- **SHORT EXERCISE**:
Copy each of the following lines character for character.

+++ EXTRACTED RECORDS +++

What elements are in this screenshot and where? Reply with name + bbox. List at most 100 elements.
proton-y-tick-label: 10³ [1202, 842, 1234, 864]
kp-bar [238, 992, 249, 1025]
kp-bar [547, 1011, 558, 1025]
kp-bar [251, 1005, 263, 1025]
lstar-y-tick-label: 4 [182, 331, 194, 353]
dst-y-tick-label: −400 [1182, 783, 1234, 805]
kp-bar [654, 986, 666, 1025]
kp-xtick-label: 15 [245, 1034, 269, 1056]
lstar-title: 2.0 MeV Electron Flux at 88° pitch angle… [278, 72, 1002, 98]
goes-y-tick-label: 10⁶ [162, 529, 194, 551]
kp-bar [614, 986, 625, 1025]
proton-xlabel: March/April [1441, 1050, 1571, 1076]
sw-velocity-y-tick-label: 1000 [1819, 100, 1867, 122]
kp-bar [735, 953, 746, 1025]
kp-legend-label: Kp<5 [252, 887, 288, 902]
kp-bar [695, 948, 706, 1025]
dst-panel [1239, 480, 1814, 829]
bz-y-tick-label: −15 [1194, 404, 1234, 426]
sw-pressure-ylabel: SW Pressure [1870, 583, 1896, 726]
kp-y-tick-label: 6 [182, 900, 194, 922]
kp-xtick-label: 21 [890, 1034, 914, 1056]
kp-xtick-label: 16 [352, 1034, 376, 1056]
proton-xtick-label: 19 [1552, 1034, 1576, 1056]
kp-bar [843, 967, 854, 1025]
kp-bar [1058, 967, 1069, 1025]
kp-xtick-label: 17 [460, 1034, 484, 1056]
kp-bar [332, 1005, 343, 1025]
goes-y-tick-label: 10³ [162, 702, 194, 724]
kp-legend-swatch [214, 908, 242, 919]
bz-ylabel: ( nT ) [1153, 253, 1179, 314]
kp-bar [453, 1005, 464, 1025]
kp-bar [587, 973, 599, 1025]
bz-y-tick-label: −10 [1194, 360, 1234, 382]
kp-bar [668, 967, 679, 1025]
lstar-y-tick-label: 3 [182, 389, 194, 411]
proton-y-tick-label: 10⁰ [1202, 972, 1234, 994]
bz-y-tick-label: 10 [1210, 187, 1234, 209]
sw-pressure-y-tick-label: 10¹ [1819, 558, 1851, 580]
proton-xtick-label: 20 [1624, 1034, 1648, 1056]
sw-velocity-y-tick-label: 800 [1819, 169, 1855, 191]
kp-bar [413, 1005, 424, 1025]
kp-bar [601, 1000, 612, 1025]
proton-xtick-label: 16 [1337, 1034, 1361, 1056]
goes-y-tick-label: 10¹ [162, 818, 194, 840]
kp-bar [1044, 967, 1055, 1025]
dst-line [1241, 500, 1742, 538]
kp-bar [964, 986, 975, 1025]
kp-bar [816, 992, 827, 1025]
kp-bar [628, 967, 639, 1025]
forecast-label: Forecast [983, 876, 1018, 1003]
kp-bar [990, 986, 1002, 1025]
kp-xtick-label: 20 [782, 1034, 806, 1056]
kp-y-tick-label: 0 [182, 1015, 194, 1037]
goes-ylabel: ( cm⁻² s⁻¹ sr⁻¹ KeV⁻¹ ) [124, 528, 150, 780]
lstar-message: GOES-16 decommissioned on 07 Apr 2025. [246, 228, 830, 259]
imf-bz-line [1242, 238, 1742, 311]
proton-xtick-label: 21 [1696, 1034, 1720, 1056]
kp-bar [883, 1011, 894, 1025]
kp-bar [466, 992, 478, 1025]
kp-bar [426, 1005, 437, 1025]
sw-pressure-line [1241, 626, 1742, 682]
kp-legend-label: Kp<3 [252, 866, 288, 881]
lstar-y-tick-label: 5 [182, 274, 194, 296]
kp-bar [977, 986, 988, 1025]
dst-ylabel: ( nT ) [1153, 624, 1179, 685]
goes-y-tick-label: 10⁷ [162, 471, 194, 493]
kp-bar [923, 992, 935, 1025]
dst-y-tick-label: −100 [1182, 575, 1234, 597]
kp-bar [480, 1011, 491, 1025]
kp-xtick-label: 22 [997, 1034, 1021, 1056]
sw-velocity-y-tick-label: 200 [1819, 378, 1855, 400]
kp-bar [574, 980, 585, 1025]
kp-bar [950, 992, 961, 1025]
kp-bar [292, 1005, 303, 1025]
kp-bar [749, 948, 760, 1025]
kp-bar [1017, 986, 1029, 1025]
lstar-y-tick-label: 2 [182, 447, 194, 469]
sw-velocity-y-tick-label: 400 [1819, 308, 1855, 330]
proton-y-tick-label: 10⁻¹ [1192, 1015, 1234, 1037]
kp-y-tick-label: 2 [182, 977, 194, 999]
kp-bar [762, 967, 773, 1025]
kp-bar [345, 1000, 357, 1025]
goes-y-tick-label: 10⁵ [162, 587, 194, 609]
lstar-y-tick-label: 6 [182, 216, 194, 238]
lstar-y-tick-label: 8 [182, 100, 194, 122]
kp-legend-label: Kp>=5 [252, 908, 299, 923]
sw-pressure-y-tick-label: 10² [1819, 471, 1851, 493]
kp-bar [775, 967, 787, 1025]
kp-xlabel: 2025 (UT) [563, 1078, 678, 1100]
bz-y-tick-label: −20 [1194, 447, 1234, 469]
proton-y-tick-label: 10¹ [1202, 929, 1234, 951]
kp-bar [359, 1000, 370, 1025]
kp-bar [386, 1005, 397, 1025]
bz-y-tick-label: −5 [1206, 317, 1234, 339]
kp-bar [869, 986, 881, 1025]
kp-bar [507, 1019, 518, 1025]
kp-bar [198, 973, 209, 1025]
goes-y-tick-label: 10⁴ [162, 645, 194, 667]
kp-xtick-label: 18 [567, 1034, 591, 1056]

+++

- **SOLUTION TO THIS PROBLEM**:
What elements are in this screenshot and where? Reply with name + bbox. List at most 100 elements.
proton-y-tick-label: 10³ [1202, 842, 1234, 864]
kp-bar [238, 992, 249, 1025]
kp-bar [547, 1011, 558, 1025]
kp-bar [251, 1005, 263, 1025]
lstar-y-tick-label: 4 [182, 331, 194, 353]
dst-y-tick-label: −400 [1182, 783, 1234, 805]
kp-bar [654, 986, 666, 1025]
kp-xtick-label: 15 [245, 1034, 269, 1056]
lstar-title: 2.0 MeV Electron Flux at 88° pitch angle… [278, 72, 1002, 98]
goes-y-tick-label: 10⁶ [162, 529, 194, 551]
kp-bar [614, 986, 625, 1025]
proton-xlabel: March/April [1441, 1050, 1571, 1076]
sw-velocity-y-tick-label: 1000 [1819, 100, 1867, 122]
kp-bar [735, 953, 746, 1025]
kp-legend-label: Kp<5 [252, 887, 288, 902]
kp-bar [695, 948, 706, 1025]
dst-panel [1239, 480, 1814, 829]
bz-y-tick-label: −15 [1194, 404, 1234, 426]
sw-pressure-ylabel: SW Pressure [1870, 583, 1896, 726]
kp-y-tick-label: 6 [182, 900, 194, 922]
kp-xtick-label: 21 [890, 1034, 914, 1056]
kp-xtick-label: 16 [352, 1034, 376, 1056]
proton-xtick-label: 19 [1552, 1034, 1576, 1056]
kp-bar [843, 967, 854, 1025]
kp-bar [1058, 967, 1069, 1025]
kp-xtick-label: 17 [460, 1034, 484, 1056]
kp-bar [332, 1005, 343, 1025]
goes-y-tick-label: 10³ [162, 702, 194, 724]
kp-legend-swatch [214, 908, 242, 919]
bz-ylabel: ( nT ) [1153, 253, 1179, 314]
kp-bar [453, 1005, 464, 1025]
kp-bar [587, 973, 599, 1025]
bz-y-tick-label: −10 [1194, 360, 1234, 382]
kp-bar [668, 967, 679, 1025]
lstar-y-tick-label: 3 [182, 389, 194, 411]
proton-y-tick-label: 10⁰ [1202, 972, 1234, 994]
bz-y-tick-label: 10 [1210, 187, 1234, 209]
sw-pressure-y-tick-label: 10¹ [1819, 558, 1851, 580]
proton-xtick-label: 20 [1624, 1034, 1648, 1056]
sw-velocity-y-tick-label: 800 [1819, 169, 1855, 191]
kp-bar [413, 1005, 424, 1025]
kp-bar [601, 1000, 612, 1025]
proton-xtick-label: 16 [1337, 1034, 1361, 1056]
goes-y-tick-label: 10¹ [162, 818, 194, 840]
kp-bar [1044, 967, 1055, 1025]
dst-line [1241, 500, 1742, 538]
kp-bar [964, 986, 975, 1025]
kp-bar [816, 992, 827, 1025]
kp-bar [628, 967, 639, 1025]
forecast-label: Forecast [983, 876, 1018, 1003]
kp-bar [990, 986, 1002, 1025]
kp-xtick-label: 20 [782, 1034, 806, 1056]
kp-y-tick-label: 0 [182, 1015, 194, 1037]
goes-ylabel: ( cm⁻² s⁻¹ sr⁻¹ KeV⁻¹ ) [124, 528, 150, 780]
lstar-message: GOES-16 decommissioned on 07 Apr 2025. [246, 228, 830, 259]
imf-bz-line [1242, 238, 1742, 311]
proton-xtick-label: 21 [1696, 1034, 1720, 1056]
kp-bar [883, 1011, 894, 1025]
kp-bar [466, 992, 478, 1025]
kp-bar [426, 1005, 437, 1025]
sw-pressure-line [1241, 626, 1742, 682]
kp-legend-label: Kp<3 [252, 866, 288, 881]
lstar-y-tick-label: 5 [182, 274, 194, 296]
kp-bar [977, 986, 988, 1025]
dst-ylabel: ( nT ) [1153, 624, 1179, 685]
goes-y-tick-label: 10⁷ [162, 471, 194, 493]
kp-bar [923, 992, 935, 1025]
dst-y-tick-label: −100 [1182, 575, 1234, 597]
kp-bar [480, 1011, 491, 1025]
kp-xtick-label: 22 [997, 1034, 1021, 1056]
sw-velocity-y-tick-label: 200 [1819, 378, 1855, 400]
kp-bar [574, 980, 585, 1025]
kp-bar [950, 992, 961, 1025]
kp-bar [292, 1005, 303, 1025]
kp-bar [749, 948, 760, 1025]
kp-bar [1017, 986, 1029, 1025]
lstar-y-tick-label: 2 [182, 447, 194, 469]
sw-velocity-y-tick-label: 400 [1819, 308, 1855, 330]
proton-y-tick-label: 10⁻¹ [1192, 1015, 1234, 1037]
kp-y-tick-label: 2 [182, 977, 194, 999]
kp-bar [762, 967, 773, 1025]
kp-bar [345, 1000, 357, 1025]
goes-y-tick-label: 10⁵ [162, 587, 194, 609]
lstar-y-tick-label: 6 [182, 216, 194, 238]
lstar-y-tick-label: 8 [182, 100, 194, 122]
kp-legend-label: Kp>=5 [252, 908, 299, 923]
sw-pressure-y-tick-label: 10² [1819, 471, 1851, 493]
kp-bar [775, 967, 787, 1025]
kp-xlabel: 2025 (UT) [563, 1078, 678, 1100]
bz-y-tick-label: −20 [1194, 447, 1234, 469]
proton-y-tick-label: 10¹ [1202, 929, 1234, 951]
kp-bar [359, 1000, 370, 1025]
kp-bar [386, 1005, 397, 1025]
bz-y-tick-label: −5 [1206, 317, 1234, 339]
kp-bar [869, 986, 881, 1025]
kp-bar [507, 1019, 518, 1025]
kp-bar [198, 973, 209, 1025]
goes-y-tick-label: 10⁴ [162, 645, 194, 667]
kp-xtick-label: 18 [567, 1034, 591, 1056]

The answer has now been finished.